STATED PROBLEM >>
Leave out any pictures and transcribe all other data below exactly.

______

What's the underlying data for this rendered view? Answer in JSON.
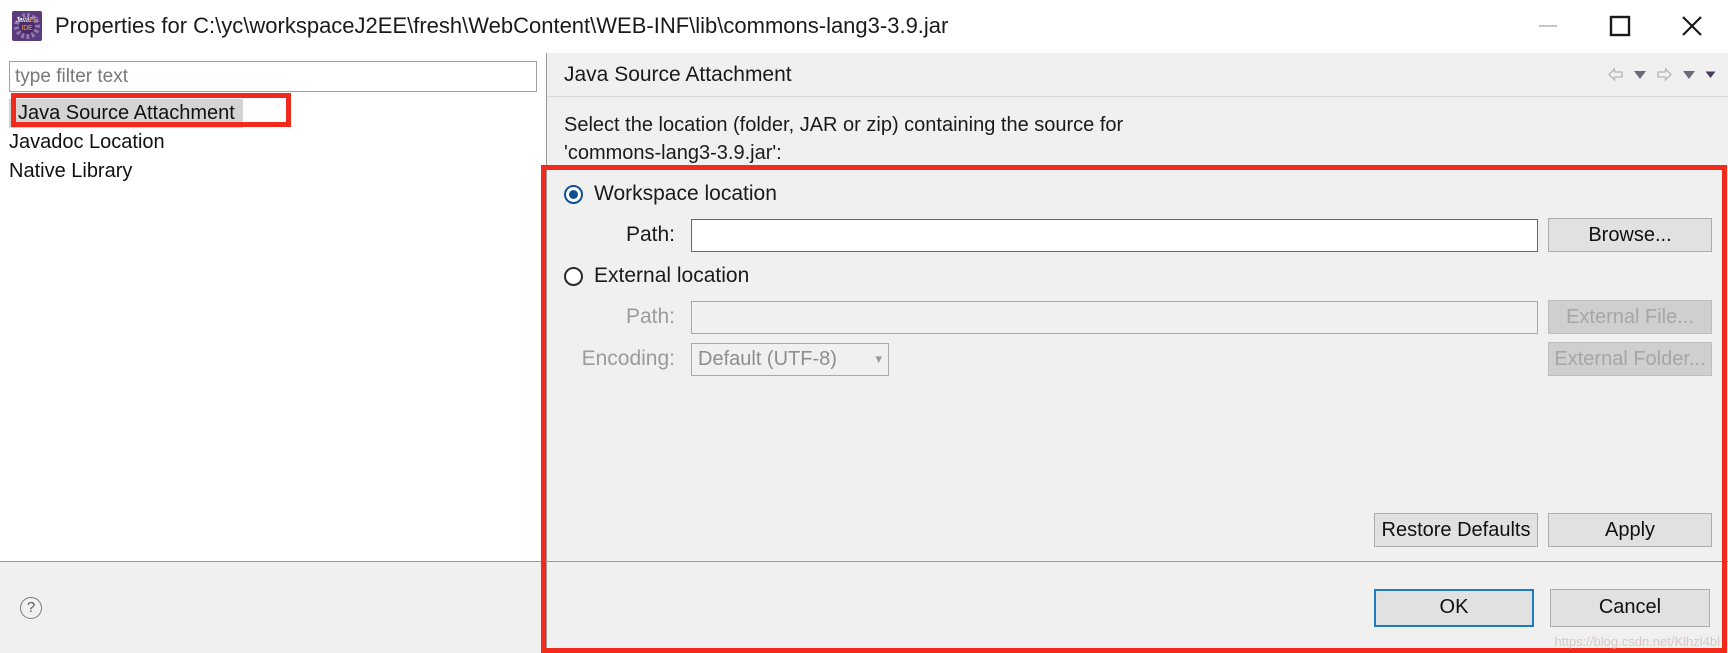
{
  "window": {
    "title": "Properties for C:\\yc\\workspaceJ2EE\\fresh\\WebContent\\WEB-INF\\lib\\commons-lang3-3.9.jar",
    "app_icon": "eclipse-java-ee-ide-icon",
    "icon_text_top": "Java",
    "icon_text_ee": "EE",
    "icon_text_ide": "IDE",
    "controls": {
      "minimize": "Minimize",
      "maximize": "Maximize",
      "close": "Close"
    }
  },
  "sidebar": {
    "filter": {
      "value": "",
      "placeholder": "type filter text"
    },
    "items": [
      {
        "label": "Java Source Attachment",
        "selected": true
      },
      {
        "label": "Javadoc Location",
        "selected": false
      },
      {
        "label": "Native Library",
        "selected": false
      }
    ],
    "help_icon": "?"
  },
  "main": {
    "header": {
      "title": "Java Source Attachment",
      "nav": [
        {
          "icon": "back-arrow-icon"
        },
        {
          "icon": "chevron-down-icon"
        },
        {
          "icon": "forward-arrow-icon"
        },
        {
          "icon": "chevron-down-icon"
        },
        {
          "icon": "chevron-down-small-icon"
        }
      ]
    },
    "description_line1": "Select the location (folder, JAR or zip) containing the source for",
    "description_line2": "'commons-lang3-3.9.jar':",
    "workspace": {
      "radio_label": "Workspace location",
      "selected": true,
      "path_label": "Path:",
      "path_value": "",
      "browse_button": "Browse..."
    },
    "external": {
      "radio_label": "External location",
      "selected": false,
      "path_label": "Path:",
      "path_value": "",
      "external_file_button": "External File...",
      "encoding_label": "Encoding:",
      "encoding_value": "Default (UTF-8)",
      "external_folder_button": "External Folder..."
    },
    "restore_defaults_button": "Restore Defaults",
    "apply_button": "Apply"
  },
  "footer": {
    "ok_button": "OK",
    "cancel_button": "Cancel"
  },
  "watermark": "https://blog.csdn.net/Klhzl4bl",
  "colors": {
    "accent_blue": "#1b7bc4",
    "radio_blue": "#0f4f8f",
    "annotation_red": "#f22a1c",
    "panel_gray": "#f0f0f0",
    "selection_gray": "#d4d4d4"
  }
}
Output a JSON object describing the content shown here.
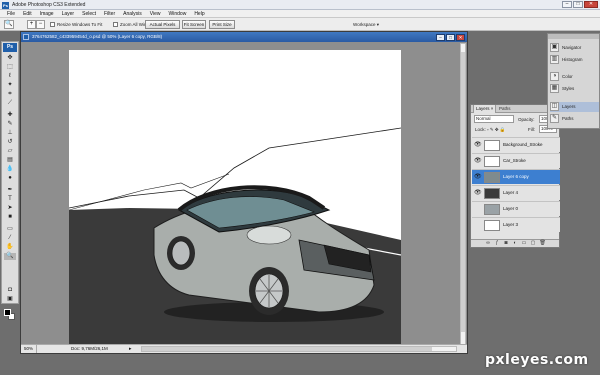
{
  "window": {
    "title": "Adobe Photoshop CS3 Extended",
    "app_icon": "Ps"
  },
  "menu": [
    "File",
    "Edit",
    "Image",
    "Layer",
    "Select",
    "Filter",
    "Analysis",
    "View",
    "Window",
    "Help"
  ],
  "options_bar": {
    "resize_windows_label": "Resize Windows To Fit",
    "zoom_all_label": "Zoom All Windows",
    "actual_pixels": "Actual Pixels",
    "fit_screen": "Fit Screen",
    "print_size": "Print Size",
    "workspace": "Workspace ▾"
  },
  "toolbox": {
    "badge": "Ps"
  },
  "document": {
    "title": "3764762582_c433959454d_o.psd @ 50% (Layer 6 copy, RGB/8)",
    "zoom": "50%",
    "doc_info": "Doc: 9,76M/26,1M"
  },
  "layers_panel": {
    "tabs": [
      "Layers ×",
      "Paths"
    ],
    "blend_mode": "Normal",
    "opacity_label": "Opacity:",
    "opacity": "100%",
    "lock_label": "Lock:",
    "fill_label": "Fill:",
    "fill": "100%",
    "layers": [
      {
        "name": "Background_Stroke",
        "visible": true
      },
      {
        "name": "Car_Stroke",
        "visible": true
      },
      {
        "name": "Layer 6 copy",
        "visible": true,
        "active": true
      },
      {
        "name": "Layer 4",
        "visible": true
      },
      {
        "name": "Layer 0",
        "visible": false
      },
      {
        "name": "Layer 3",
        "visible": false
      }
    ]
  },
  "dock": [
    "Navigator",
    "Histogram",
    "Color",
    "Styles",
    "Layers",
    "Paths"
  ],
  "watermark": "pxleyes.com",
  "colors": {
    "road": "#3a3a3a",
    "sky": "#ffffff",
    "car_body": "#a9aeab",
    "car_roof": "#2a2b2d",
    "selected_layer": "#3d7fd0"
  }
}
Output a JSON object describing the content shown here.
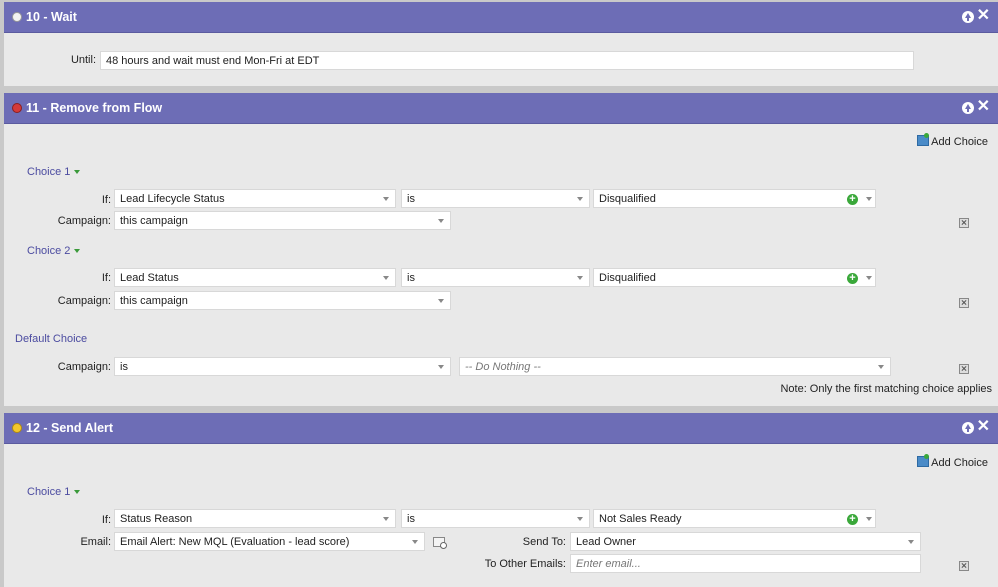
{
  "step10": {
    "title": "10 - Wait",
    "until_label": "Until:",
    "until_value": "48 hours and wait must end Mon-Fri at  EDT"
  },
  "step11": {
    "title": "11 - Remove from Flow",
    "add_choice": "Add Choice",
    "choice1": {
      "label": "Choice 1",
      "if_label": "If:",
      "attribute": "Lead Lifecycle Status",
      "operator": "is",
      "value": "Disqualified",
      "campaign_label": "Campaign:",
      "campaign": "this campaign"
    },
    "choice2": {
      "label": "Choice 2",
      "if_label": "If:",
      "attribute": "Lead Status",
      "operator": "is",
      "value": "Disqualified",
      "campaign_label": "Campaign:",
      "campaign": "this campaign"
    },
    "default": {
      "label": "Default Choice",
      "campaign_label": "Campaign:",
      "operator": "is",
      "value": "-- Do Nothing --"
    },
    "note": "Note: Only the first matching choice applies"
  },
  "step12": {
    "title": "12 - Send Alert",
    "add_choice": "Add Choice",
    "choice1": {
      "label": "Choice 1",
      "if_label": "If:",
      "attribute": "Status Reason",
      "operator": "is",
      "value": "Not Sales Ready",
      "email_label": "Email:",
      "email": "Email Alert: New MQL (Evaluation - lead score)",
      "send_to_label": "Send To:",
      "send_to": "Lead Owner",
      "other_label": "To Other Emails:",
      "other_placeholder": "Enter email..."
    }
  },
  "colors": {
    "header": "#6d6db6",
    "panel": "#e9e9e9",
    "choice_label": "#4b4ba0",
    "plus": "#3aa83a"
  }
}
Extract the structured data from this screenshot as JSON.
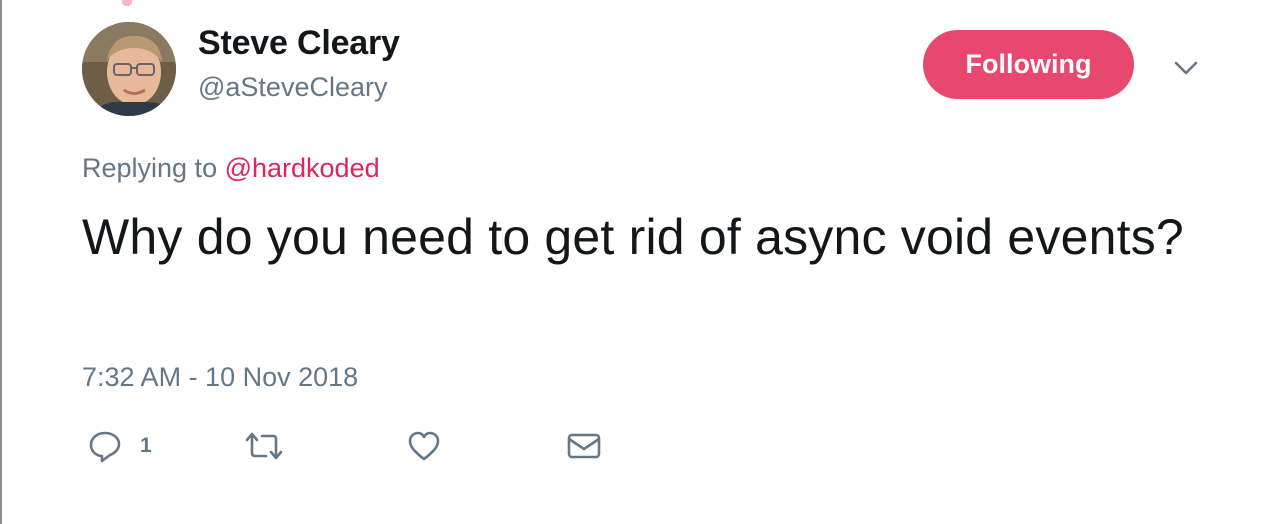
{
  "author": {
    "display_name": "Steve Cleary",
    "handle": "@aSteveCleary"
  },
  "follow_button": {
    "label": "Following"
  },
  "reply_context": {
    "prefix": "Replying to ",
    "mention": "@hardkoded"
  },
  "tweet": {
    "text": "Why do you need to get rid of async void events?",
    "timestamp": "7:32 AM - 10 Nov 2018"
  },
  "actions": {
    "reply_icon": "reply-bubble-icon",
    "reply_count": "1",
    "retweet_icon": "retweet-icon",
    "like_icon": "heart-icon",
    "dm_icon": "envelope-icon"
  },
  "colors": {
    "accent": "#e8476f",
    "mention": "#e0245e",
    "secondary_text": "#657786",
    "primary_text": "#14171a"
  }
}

______

SOLUTION TO THIS EXERCISE >>
What's the underlying data for this rendered view? Answer in JSON.
{
  "window": {
    "title": "Properties for C:\\yc\\workspaceJ2EE\\fresh\\WebContent\\WEB-INF\\lib\\commons-lang3-3.9.jar",
    "app_icon": "eclipse-java-ee-ide-icon",
    "icon_text_top": "Java",
    "icon_text_ee": "EE",
    "icon_text_ide": "IDE",
    "controls": {
      "minimize": "Minimize",
      "maximize": "Maximize",
      "close": "Close"
    }
  },
  "sidebar": {
    "filter": {
      "value": "",
      "placeholder": "type filter text"
    },
    "items": [
      {
        "label": "Java Source Attachment",
        "selected": true
      },
      {
        "label": "Javadoc Location",
        "selected": false
      },
      {
        "label": "Native Library",
        "selected": false
      }
    ],
    "help_icon": "?"
  },
  "main": {
    "header": {
      "title": "Java Source Attachment",
      "nav": [
        {
          "icon": "back-arrow-icon"
        },
        {
          "icon": "chevron-down-icon"
        },
        {
          "icon": "forward-arrow-icon"
        },
        {
          "icon": "chevron-down-icon"
        },
        {
          "icon": "chevron-down-small-icon"
        }
      ]
    },
    "description_line1": "Select the location (folder, JAR or zip) containing the source for",
    "description_line2": "'commons-lang3-3.9.jar':",
    "workspace": {
      "radio_label": "Workspace location",
      "selected": true,
      "path_label": "Path:",
      "path_value": "",
      "browse_button": "Browse..."
    },
    "external": {
      "radio_label": "External location",
      "selected": false,
      "path_label": "Path:",
      "path_value": "",
      "external_file_button": "External File...",
      "encoding_label": "Encoding:",
      "encoding_value": "Default (UTF-8)",
      "external_folder_button": "External Folder..."
    },
    "restore_defaults_button": "Restore Defaults",
    "apply_button": "Apply"
  },
  "footer": {
    "ok_button": "OK",
    "cancel_button": "Cancel"
  },
  "watermark": "https://blog.csdn.net/Klhzl4bl",
  "colors": {
    "accent_blue": "#1b7bc4",
    "radio_blue": "#0f4f8f",
    "annotation_red": "#f22a1c",
    "panel_gray": "#f0f0f0",
    "selection_gray": "#d4d4d4"
  }
}
Output a JSON object describing the content shown here.
{
  "window": {
    "title": "Adobe Photoshop CS3 Extended",
    "app_icon": "Ps"
  },
  "menu": [
    "File",
    "Edit",
    "Image",
    "Layer",
    "Select",
    "Filter",
    "Analysis",
    "View",
    "Window",
    "Help"
  ],
  "options_bar": {
    "resize_windows_label": "Resize Windows To Fit",
    "zoom_all_label": "Zoom All Windows",
    "actual_pixels": "Actual Pixels",
    "fit_screen": "Fit Screen",
    "print_size": "Print Size",
    "workspace": "Workspace ▾"
  },
  "toolbox": {
    "badge": "Ps"
  },
  "document": {
    "title": "3764762582_c433959454d_o.psd @ 50% (Layer 6 copy, RGB/8)",
    "zoom": "50%",
    "doc_info": "Doc: 9,76M/26,1M"
  },
  "layers_panel": {
    "tabs": [
      "Layers ×",
      "Paths"
    ],
    "blend_mode": "Normal",
    "opacity_label": "Opacity:",
    "opacity": "100%",
    "lock_label": "Lock:",
    "fill_label": "Fill:",
    "fill": "100%",
    "layers": [
      {
        "name": "Background_Stroke",
        "visible": true
      },
      {
        "name": "Car_Stroke",
        "visible": true
      },
      {
        "name": "Layer 6 copy",
        "visible": true,
        "active": true
      },
      {
        "name": "Layer 4",
        "visible": true
      },
      {
        "name": "Layer 0",
        "visible": false
      },
      {
        "name": "Layer 3",
        "visible": false
      }
    ]
  },
  "dock": [
    "Navigator",
    "Histogram",
    "Color",
    "Styles",
    "Layers",
    "Paths"
  ],
  "watermark": "pxleyes.com",
  "colors": {
    "road": "#3a3a3a",
    "sky": "#ffffff",
    "car_body": "#a9aeab",
    "car_roof": "#2a2b2d",
    "selected_layer": "#3d7fd0"
  }
}
Output a JSON object describing the content shown here.
{
  "step10": {
    "title": "10 - Wait",
    "until_label": "Until:",
    "until_value": "48 hours and wait must end Mon-Fri at  EDT"
  },
  "step11": {
    "title": "11 - Remove from Flow",
    "add_choice": "Add Choice",
    "choice1": {
      "label": "Choice 1",
      "if_label": "If:",
      "attribute": "Lead Lifecycle Status",
      "operator": "is",
      "value": "Disqualified",
      "campaign_label": "Campaign:",
      "campaign": "this campaign"
    },
    "choice2": {
      "label": "Choice 2",
      "if_label": "If:",
      "attribute": "Lead Status",
      "operator": "is",
      "value": "Disqualified",
      "campaign_label": "Campaign:",
      "campaign": "this campaign"
    },
    "default": {
      "label": "Default Choice",
      "campaign_label": "Campaign:",
      "operator": "is",
      "value": "-- Do Nothing --"
    },
    "note": "Note: Only the first matching choice applies"
  },
  "step12": {
    "title": "12 - Send Alert",
    "add_choice": "Add Choice",
    "choice1": {
      "label": "Choice 1",
      "if_label": "If:",
      "attribute": "Status Reason",
      "operator": "is",
      "value": "Not Sales Ready",
      "email_label": "Email:",
      "email": "Email Alert: New MQL (Evaluation - lead score)",
      "send_to_label": "Send To:",
      "send_to": "Lead Owner",
      "other_label": "To Other Emails:",
      "other_placeholder": "Enter email..."
    }
  },
  "colors": {
    "header": "#6d6db6",
    "panel": "#e9e9e9",
    "choice_label": "#4b4ba0",
    "plus": "#3aa83a"
  }
}
Extract the structured data from this screenshot as JSON.
{
  "author": {
    "display_name": "Steve Cleary",
    "handle": "@aSteveCleary"
  },
  "follow_button": {
    "label": "Following"
  },
  "reply_context": {
    "prefix": "Replying to ",
    "mention": "@hardkoded"
  },
  "tweet": {
    "text": "Why do you need to get rid of async void events?",
    "timestamp": "7:32 AM - 10 Nov 2018"
  },
  "actions": {
    "reply_icon": "reply-bubble-icon",
    "reply_count": "1",
    "retweet_icon": "retweet-icon",
    "like_icon": "heart-icon",
    "dm_icon": "envelope-icon"
  },
  "colors": {
    "accent": "#e8476f",
    "mention": "#e0245e",
    "secondary_text": "#657786",
    "primary_text": "#14171a"
  }
}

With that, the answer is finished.